(Dataset entries)

[Begin]

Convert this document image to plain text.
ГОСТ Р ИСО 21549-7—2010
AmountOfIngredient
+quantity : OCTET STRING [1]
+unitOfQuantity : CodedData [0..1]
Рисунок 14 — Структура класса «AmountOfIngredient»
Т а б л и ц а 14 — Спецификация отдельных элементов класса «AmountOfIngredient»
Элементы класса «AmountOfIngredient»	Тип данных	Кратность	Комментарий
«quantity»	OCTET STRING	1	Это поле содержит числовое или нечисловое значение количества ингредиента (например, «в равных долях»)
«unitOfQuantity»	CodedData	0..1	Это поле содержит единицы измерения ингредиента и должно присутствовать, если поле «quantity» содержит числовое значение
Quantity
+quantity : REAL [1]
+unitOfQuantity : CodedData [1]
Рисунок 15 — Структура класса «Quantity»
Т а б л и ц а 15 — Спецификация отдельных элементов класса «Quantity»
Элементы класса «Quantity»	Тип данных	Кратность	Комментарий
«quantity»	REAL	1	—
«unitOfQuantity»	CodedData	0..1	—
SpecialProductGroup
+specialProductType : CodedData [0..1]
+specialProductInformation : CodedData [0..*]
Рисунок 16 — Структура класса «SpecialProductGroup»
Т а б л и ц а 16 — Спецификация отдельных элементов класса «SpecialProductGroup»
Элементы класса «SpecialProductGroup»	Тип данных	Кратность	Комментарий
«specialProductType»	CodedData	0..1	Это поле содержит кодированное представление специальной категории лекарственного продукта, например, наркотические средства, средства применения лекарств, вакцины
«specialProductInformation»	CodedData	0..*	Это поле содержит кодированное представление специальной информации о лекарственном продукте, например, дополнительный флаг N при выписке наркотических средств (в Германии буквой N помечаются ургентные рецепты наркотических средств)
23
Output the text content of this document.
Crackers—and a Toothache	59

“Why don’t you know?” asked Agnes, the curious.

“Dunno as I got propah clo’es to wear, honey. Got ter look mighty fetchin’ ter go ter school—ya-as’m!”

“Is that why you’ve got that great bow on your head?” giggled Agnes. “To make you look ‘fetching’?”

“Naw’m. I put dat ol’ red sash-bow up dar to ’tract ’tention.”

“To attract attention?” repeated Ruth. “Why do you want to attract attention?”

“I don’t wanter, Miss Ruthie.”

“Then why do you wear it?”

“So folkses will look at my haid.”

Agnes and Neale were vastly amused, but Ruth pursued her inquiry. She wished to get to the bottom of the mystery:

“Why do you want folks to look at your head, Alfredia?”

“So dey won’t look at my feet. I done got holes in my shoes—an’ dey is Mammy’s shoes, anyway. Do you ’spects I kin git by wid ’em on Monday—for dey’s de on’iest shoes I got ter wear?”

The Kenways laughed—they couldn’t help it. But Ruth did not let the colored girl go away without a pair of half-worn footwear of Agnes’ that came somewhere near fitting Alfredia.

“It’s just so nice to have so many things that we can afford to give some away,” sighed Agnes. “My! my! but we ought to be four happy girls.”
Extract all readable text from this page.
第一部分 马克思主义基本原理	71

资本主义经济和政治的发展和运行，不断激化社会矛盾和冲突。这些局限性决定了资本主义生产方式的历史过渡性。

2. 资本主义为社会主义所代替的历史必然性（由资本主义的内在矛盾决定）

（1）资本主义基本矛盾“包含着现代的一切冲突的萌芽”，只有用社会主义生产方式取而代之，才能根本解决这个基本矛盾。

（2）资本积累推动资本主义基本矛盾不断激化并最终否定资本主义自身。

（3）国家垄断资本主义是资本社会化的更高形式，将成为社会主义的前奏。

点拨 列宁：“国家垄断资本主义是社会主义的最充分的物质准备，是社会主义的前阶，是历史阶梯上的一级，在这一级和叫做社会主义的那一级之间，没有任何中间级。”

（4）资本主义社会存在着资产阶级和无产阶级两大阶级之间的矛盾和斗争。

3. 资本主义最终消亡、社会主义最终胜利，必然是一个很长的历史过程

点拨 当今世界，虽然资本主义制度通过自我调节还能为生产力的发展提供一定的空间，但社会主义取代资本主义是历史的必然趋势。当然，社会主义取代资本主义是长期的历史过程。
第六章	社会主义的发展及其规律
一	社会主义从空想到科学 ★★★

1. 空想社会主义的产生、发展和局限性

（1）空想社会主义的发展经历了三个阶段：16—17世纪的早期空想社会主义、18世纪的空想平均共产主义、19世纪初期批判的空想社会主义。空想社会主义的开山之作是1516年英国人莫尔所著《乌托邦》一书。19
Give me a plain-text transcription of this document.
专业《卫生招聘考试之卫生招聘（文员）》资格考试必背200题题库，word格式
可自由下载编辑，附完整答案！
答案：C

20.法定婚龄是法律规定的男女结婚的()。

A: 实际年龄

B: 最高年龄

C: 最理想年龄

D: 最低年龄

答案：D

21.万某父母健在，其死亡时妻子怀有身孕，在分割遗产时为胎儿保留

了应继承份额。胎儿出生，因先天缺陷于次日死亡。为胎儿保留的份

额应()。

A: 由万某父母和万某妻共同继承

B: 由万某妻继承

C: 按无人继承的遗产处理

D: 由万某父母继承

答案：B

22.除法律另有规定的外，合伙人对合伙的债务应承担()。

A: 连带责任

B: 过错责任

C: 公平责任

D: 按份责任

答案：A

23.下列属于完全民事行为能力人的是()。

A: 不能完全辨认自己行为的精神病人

[End]

YOUR INSTRUCTIONS: The records above must be repeated exactly, every one of them.

RIGHT ANSWER:
Convert this document image to plain text.
ГОСТ Р ИСО 21549-7—2010
AmountOfIngredient
+quantity : OCTET STRING [1]
+unitOfQuantity : CodedData [0..1]
Рисунок 14 — Структура класса «AmountOfIngredient»
Т а б л и ц а 14 — Спецификация отдельных элементов класса «AmountOfIngredient»
Элементы класса «AmountOfIngredient»	Тип данных	Кратность	Комментарий
«quantity»	OCTET STRING	1	Это поле содержит числовое или нечисловое значение количества ингредиента (например, «в равных долях»)
«unitOfQuantity»	CodedData	0..1	Это поле содержит единицы измерения ингредиента и должно присутствовать, если поле «quantity» содержит числовое значение
Quantity
+quantity : REAL [1]
+unitOfQuantity : CodedData [1]
Рисунок 15 — Структура класса «Quantity»
Т а б л и ц а 15 — Спецификация отдельных элементов класса «Quantity»
Элементы класса «Quantity»	Тип данных	Кратность	Комментарий
«quantity»	REAL	1	—
«unitOfQuantity»	CodedData	0..1	—
SpecialProductGroup
+specialProductType : CodedData [0..1]
+specialProductInformation : CodedData [0..*]
Рисунок 16 — Структура класса «SpecialProductGroup»
Т а б л и ц а 16 — Спецификация отдельных элементов класса «SpecialProductGroup»
Элементы класса «SpecialProductGroup»	Тип данных	Кратность	Комментарий
«specialProductType»	CodedData	0..1	Это поле содержит кодированное представление специальной категории лекарственного продукта, например, наркотические средства, средства применения лекарств, вакцины
«specialProductInformation»	CodedData	0..*	Это поле содержит кодированное представление специальной информации о лекарственном продукте, например, дополнительный флаг N при выписке наркотических средств (в Германии буквой N помечаются ургентные рецепты наркотических средств)
23
Output the text content of this document.
Crackers—and a Toothache	59

“Why don’t you know?” asked Agnes, the curious.

“Dunno as I got propah clo’es to wear, honey. Got ter look mighty fetchin’ ter go ter school—ya-as’m!”

“Is that why you’ve got that great bow on your head?” giggled Agnes. “To make you look ‘fetching’?”

“Naw’m. I put dat ol’ red sash-bow up dar to ’tract ’tention.”

“To attract attention?” repeated Ruth. “Why do you want to attract attention?”

“I don’t wanter, Miss Ruthie.”

“Then why do you wear it?”

“So folkses will look at my haid.”

Agnes and Neale were vastly amused, but Ruth pursued her inquiry. She wished to get to the bottom of the mystery:

“Why do you want folks to look at your head, Alfredia?”

“So dey won’t look at my feet. I done got holes in my shoes—an’ dey is Mammy’s shoes, anyway. Do you ’spects I kin git by wid ’em on Monday—for dey’s de on’iest shoes I got ter wear?”

The Kenways laughed—they couldn’t help it. But Ruth did not let the colored girl go away without a pair of half-worn footwear of Agnes’ that came somewhere near fitting Alfredia.

“It’s just so nice to have so many things that we can afford to give some away,” sighed Agnes. “My! my! but we ought to be four happy girls.”
Extract all readable text from this page.
第一部分 马克思主义基本原理	71

资本主义经济和政治的发展和运行，不断激化社会矛盾和冲突。这些局限性决定了资本主义生产方式的历史过渡性。

2. 资本主义为社会主义所代替的历史必然性（由资本主义的内在矛盾决定）

（1）资本主义基本矛盾“包含着现代的一切冲突的萌芽”，只有用社会主义生产方式取而代之，才能根本解决这个基本矛盾。

（2）资本积累推动资本主义基本矛盾不断激化并最终否定资本主义自身。

（3）国家垄断资本主义是资本社会化的更高形式，将成为社会主义的前奏。

点拨 列宁：“国家垄断资本主义是社会主义的最充分的物质准备，是社会主义的前阶，是历史阶梯上的一级，在这一级和叫做社会主义的那一级之间，没有任何中间级。”

（4）资本主义社会存在着资产阶级和无产阶级两大阶级之间的矛盾和斗争。

3. 资本主义最终消亡、社会主义最终胜利，必然是一个很长的历史过程

点拨 当今世界，虽然资本主义制度通过自我调节还能为生产力的发展提供一定的空间，但社会主义取代资本主义是历史的必然趋势。当然，社会主义取代资本主义是长期的历史过程。
第六章	社会主义的发展及其规律
一	社会主义从空想到科学 ★★★

1. 空想社会主义的产生、发展和局限性

（1）空想社会主义的发展经历了三个阶段：16—17世纪的早期空想社会主义、18世纪的空想平均共产主义、19世纪初期批判的空想社会主义。空想社会主义的开山之作是1516年英国人莫尔所著《乌托邦》一书。19
Give me a plain-text transcription of this document.
专业《卫生招聘考试之卫生招聘（文员）》资格考试必背200题题库，word格式
可自由下载编辑，附完整答案！
答案：C

20.法定婚龄是法律规定的男女结婚的()。

A: 实际年龄

B: 最高年龄

C: 最理想年龄

D: 最低年龄

答案：D

21.万某父母健在，其死亡时妻子怀有身孕，在分割遗产时为胎儿保留

了应继承份额。胎儿出生，因先天缺陷于次日死亡。为胎儿保留的份

额应()。

A: 由万某父母和万某妻共同继承

B: 由万某妻继承

C: 按无人继承的遗产处理

D: 由万某父母继承

答案：B

22.除法律另有规定的外，合伙人对合伙的债务应承担()。

A: 连带责任

B: 过错责任

C: 公平责任

D: 按份责任

答案：A

23.下列属于完全民事行为能力人的是()。

A: 不能完全辨认自己行为的精神病人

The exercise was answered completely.